AIM: Render the part of the records that opens with the line containing "staticText: 2022-04-08 2:39 PM [238 KB] [78,586,315,610]" and closes with the line containing "button[interactable]: Delete 16052022022701.pdf", both included, as a Markdown table with the columns Row and Text. Put a row number in Row and one line per row in Text, omit blank lines, and include nothing outside that span.
--- start of DATA ENTRIES ---
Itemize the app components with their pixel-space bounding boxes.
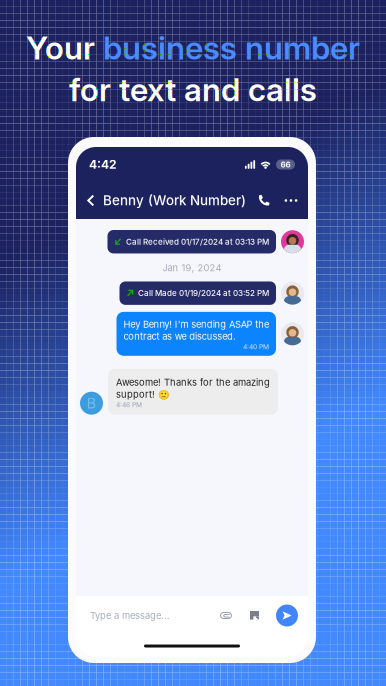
button[interactable]: Send [276,604,298,626]
staticText: 4:42 [89,157,117,172]
staticText: Awesome! Thanks for the amazing [116,377,270,388]
button[interactable]: Call [254,186,274,216]
staticText: 4:40 PM [243,343,269,351]
staticText: for text and calls [69,71,317,109]
staticText: Call Made 01/19/2024 at 03:52 PM [138,288,269,298]
staticText: Benny (Work Number) [103,193,246,208]
button[interactable]: More options [281,186,301,216]
button[interactable]: Templates [248,602,261,628]
staticText: Hey Benny! I'm sending ASAP the [124,319,269,330]
staticText: 66 [280,160,290,169]
staticText: Your [26,29,103,67]
staticText: Type a message... [90,610,170,621]
staticText: contract as we discussed. [124,331,236,342]
staticText: support! 🙂 [116,389,170,400]
staticText: business number [103,29,360,67]
staticText: 4:46 PM [116,401,142,409]
staticText: B [86,394,96,412]
staticText: Call Received 01/17/2024 at 03:13 PM [126,237,269,246]
staticText: Jan 19, 2024 [162,262,222,273]
button[interactable]: Back [83,186,98,216]
button[interactable]: Attach file [217,602,235,628]
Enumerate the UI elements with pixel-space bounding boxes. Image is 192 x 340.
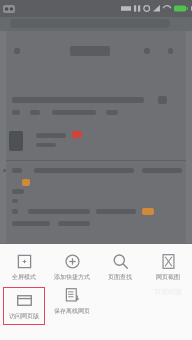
button[interactable]: 页面查找 bbox=[96, 253, 144, 281]
button[interactable]: 添加快捷方式 bbox=[48, 253, 96, 281]
button[interactable]: 保存离线网页 bbox=[48, 287, 96, 315]
staticText: 全屏模式 bbox=[12, 273, 36, 281]
staticText: 页面查找 bbox=[108, 273, 132, 281]
staticText: 访问网页版 bbox=[9, 312, 39, 320]
button[interactable]: 访问网页版 bbox=[3, 287, 45, 325]
staticText: 保存离线网页 bbox=[54, 307, 90, 315]
staticText: 百度经验 bbox=[154, 287, 182, 296]
button[interactable]: 全屏模式 bbox=[0, 253, 48, 281]
staticText: 添加快捷方式 bbox=[54, 273, 90, 281]
button[interactable]: 网页截图 bbox=[144, 253, 192, 281]
staticText: 网页截图 bbox=[156, 273, 180, 281]
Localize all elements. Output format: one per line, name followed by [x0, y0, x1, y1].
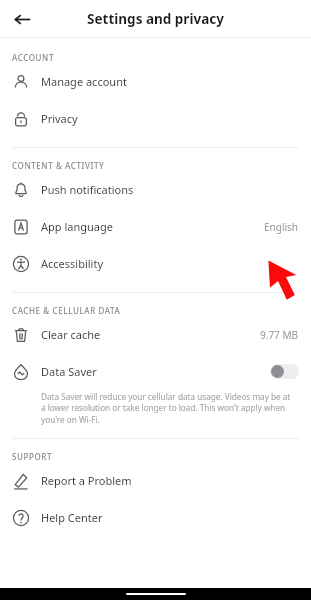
staticText: Settings and privacy [87, 10, 224, 28]
button[interactable]: Data Saver [0, 353, 311, 390]
staticText: CACHE & CELLULAR DATA [12, 305, 121, 316]
staticText: Clear cache [41, 327, 101, 342]
button[interactable]: Clear cache [0, 316, 311, 353]
staticText: 9.77 MB [260, 328, 299, 342]
button[interactable]: Report a Problem [0, 462, 311, 499]
button[interactable]: App language [0, 208, 311, 245]
button[interactable]: Accessibility [0, 245, 311, 282]
staticText: Accessibility [41, 256, 104, 271]
staticText: Data Saver will reduce your cellular dat… [41, 391, 297, 426]
staticText: Help Center [41, 510, 103, 525]
staticText: English [264, 220, 299, 234]
button[interactable]: Manage account [0, 63, 311, 100]
button[interactable]: Back [8, 5, 36, 33]
staticText: Report a Problem [41, 473, 132, 488]
staticText: ACCOUNT [12, 52, 54, 63]
button[interactable]: Data Saver toggle [270, 364, 299, 379]
button[interactable]: Help Center [0, 499, 311, 536]
staticText: SUPPORT [12, 451, 53, 462]
staticText: CONTENT & ACTIVITY [12, 160, 105, 171]
staticText: Privacy [41, 111, 78, 126]
staticText: Data Saver [41, 364, 97, 379]
staticText: Push notifications [41, 182, 134, 197]
button[interactable]: Push notifications [0, 171, 311, 208]
button[interactable]: Privacy [0, 100, 311, 137]
staticText: Manage account [41, 74, 127, 89]
staticText: App language [41, 219, 113, 234]
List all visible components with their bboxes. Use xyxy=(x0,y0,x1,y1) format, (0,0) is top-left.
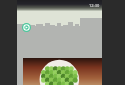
staticText: 12:30 xyxy=(89,3,100,8)
button[interactable]: Play xyxy=(22,23,31,32)
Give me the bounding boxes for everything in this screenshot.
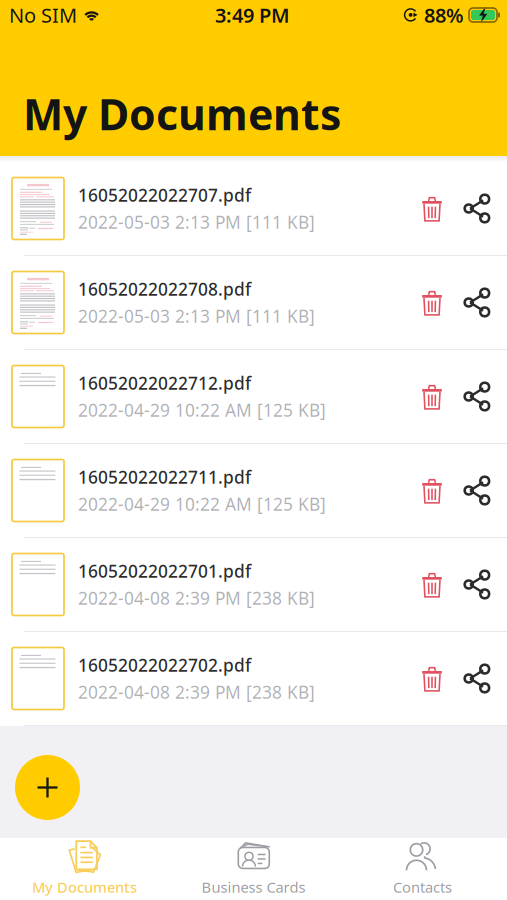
staticText: 2022-04-08 2:39 PM [238 KB] [78,586,315,610]
staticText: No SIM [9,2,77,28]
button[interactable]: Delete 16052022022707.pdf [409,182,455,236]
staticText: 16052022022707.pdf [78,184,251,206]
staticText: 16052022022701.pdf [78,560,251,582]
staticText: 2022-04-29 10:22 AM [125 KB] [78,398,326,422]
staticText: My Documents [32,877,137,897]
staticText: 88% [424,2,464,28]
staticText: My Documents [23,85,341,142]
button[interactable]: My Documents [0,833,169,900]
staticText: 2022-05-03 2:13 PM [111 KB] [78,304,315,328]
staticText: 3:49 PM [215,2,290,28]
button[interactable]: Share 16052022022707.pdf [455,182,499,236]
button[interactable]: Delete 16052022022708.pdf [409,276,455,330]
button[interactable]: Share 16052022022712.pdf [455,370,499,424]
staticText: Business Cards [202,877,306,897]
staticText: 2022-04-29 10:22 AM [125 KB] [78,492,326,516]
button[interactable]: Delete 16052022022711.pdf [409,464,455,518]
button[interactable]: Share 16052022022711.pdf [455,464,499,518]
button[interactable]: Delete 16052022022701.pdf [409,558,455,612]
staticText: 2022-04-08 2:39 PM [238 KB] [78,680,315,704]
staticText: 16052022022711.pdf [78,466,251,488]
staticText: 2022-05-03 2:13 PM [111 KB] [78,210,315,234]
button[interactable]: Delete 16052022022702.pdf [409,652,455,706]
button[interactable]: Delete 16052022022712.pdf [409,370,455,424]
button[interactable]: Add document [15,755,80,820]
staticText: Contacts [393,877,452,897]
staticText: 16052022022708.pdf [78,278,251,300]
button[interactable]: Share 16052022022702.pdf [455,652,499,706]
staticText: 16052022022712.pdf [78,372,251,394]
button[interactable]: Contacts [338,833,507,900]
button[interactable]: Business Cards [169,833,338,900]
staticText: 16052022022702.pdf [78,654,251,676]
button[interactable]: Share 16052022022701.pdf [455,558,499,612]
button[interactable]: Share 16052022022708.pdf [455,276,499,330]
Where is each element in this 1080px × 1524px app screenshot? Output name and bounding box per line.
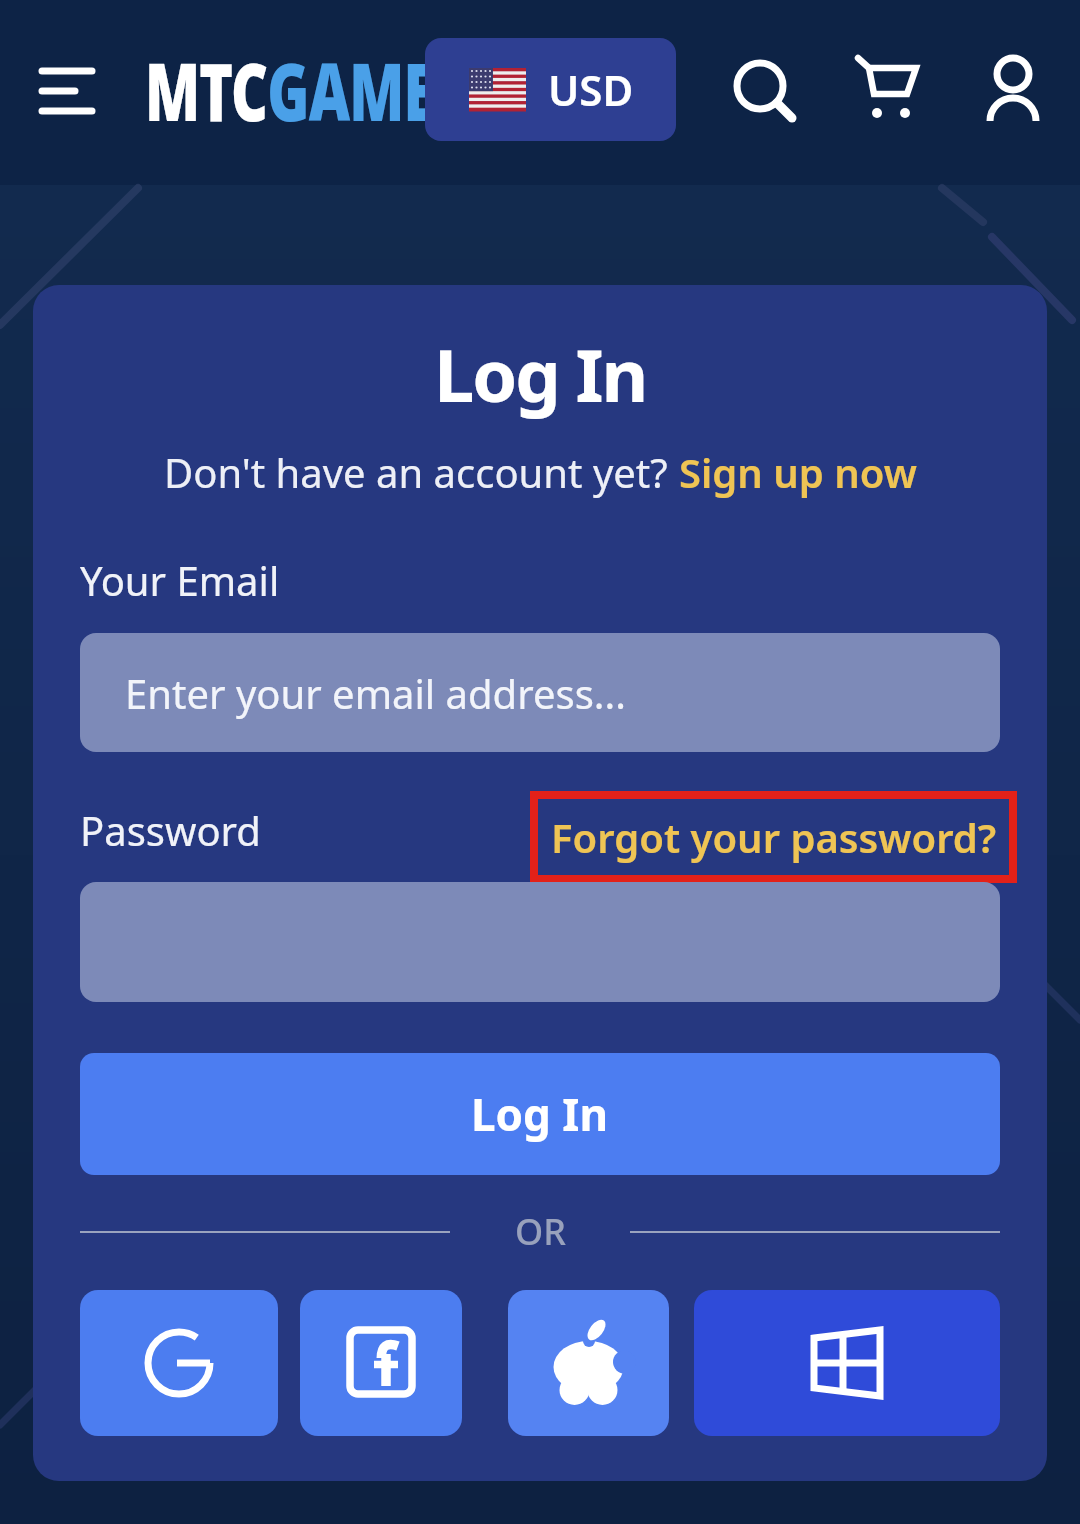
staticText: Log In bbox=[434, 325, 647, 423]
staticText: Log In bbox=[471, 1084, 609, 1144]
staticText: MTC bbox=[145, 35, 267, 144]
button[interactable]: Enter your email address... bbox=[80, 633, 1000, 752]
button[interactable]: USD bbox=[425, 38, 676, 141]
staticText: Your Email bbox=[80, 553, 280, 607]
button[interactable] bbox=[30, 55, 105, 125]
button[interactable] bbox=[300, 1290, 462, 1436]
staticText: OR bbox=[515, 1207, 566, 1256]
button[interactable] bbox=[508, 1290, 669, 1436]
button[interactable] bbox=[80, 1290, 278, 1436]
button[interactable] bbox=[725, 50, 805, 130]
staticText: Enter your email address... bbox=[125, 666, 626, 720]
staticText: USD bbox=[548, 61, 634, 118]
button[interactable] bbox=[975, 45, 1055, 125]
button[interactable]: Sign up now bbox=[679, 445, 917, 499]
button[interactable] bbox=[80, 882, 1000, 1002]
button[interactable] bbox=[845, 45, 930, 130]
staticText: Password bbox=[80, 803, 261, 857]
staticText: Forgot your password? bbox=[551, 810, 997, 864]
button[interactable] bbox=[694, 1290, 1000, 1436]
staticText: Don't have an account yet? bbox=[164, 445, 679, 499]
button[interactable]: Forgot your password? bbox=[530, 791, 1017, 883]
button[interactable]: Log In bbox=[80, 1053, 1000, 1175]
staticText: GAME bbox=[267, 35, 434, 144]
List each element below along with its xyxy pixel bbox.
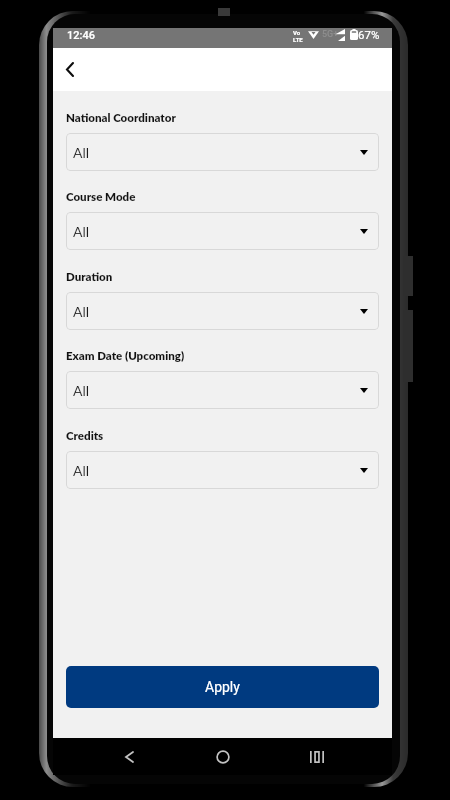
button[interactable]: Recent apps	[297, 738, 337, 775]
button[interactable]: All	[66, 133, 379, 171]
staticText: All	[73, 303, 90, 320]
staticText: National Coordinator	[66, 111, 176, 125]
staticText: Course Mode	[66, 190, 136, 204]
staticText: All	[73, 382, 90, 399]
button[interactable]: Back	[109, 738, 149, 775]
staticText: Vo	[293, 29, 301, 36]
staticText: All	[73, 223, 90, 240]
button[interactable]: Back	[52, 51, 88, 87]
staticText: LTE	[293, 36, 303, 43]
button[interactable]: All	[66, 371, 379, 409]
staticText: 67%	[358, 28, 380, 41]
staticText: Duration	[66, 270, 113, 284]
staticText: 5G+	[322, 29, 339, 40]
button[interactable]: All	[66, 451, 379, 489]
staticText: Apply	[205, 679, 240, 695]
staticText: Exam Date (Upcoming)	[66, 349, 185, 363]
staticText: Credits	[66, 429, 104, 443]
staticText: All	[73, 462, 90, 479]
button[interactable]: Apply	[66, 666, 379, 708]
staticText: 12:46	[67, 29, 95, 42]
button[interactable]: All	[66, 212, 379, 250]
staticText: All	[73, 144, 90, 161]
button[interactable]: All	[66, 292, 379, 330]
button[interactable]: Home	[203, 738, 243, 775]
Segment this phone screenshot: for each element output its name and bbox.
--- end of DATA ENTRIES ---
EXERCISE RESULT:
| Row | Text |
|---|---|
| 1 | staticText: 2022-04-08 2:39 PM [238 KB] [78,586,315,610] |
| 2 | staticText: No SIM [9,2,77,28] |
| 3 | button[interactable]: Delete 16052022022707.pdf [409,182,455,236] |
| 4 | staticText: 16052022022707.pdf [78,184,251,206] |
| 5 | staticText: 16052022022701.pdf [78,560,251,582] |
| 6 | staticText: 2022-04-29 10:22 AM [125 KB] [78,398,326,422] |
| 7 | staticText: My Documents [32,877,137,897] |
| 8 | staticText: 88% [424,2,464,28] |
| 9 | staticText: My Documents [23,85,341,142] |
| 10 | button[interactable]: My Documents [0,833,169,900] |
| 11 | staticText: 2022-05-03 2:13 PM [111 KB] [78,304,315,328] |
| 12 | staticText: 3:49 PM [215,2,290,28] |
| 13 | button[interactable]: Share 16052022022707.pdf [455,182,499,236] |
| 14 | button[interactable]: Delete 16052022022708.pdf [409,276,455,330] |
| 15 | button[interactable]: Share 16052022022712.pdf [455,370,499,424] |
| 16 | staticText: Business Cards [202,877,306,897] |
| 17 | staticText: 2022-04-29 10:22 AM [125 KB] [78,492,326,516] |
| 18 | button[interactable]: Delete 16052022022711.pdf [409,464,455,518] |
| 19 | button[interactable]: Share 16052022022711.pdf [455,464,499,518] |
| 20 | button[interactable]: Delete 16052022022701.pdf [409,558,455,612] |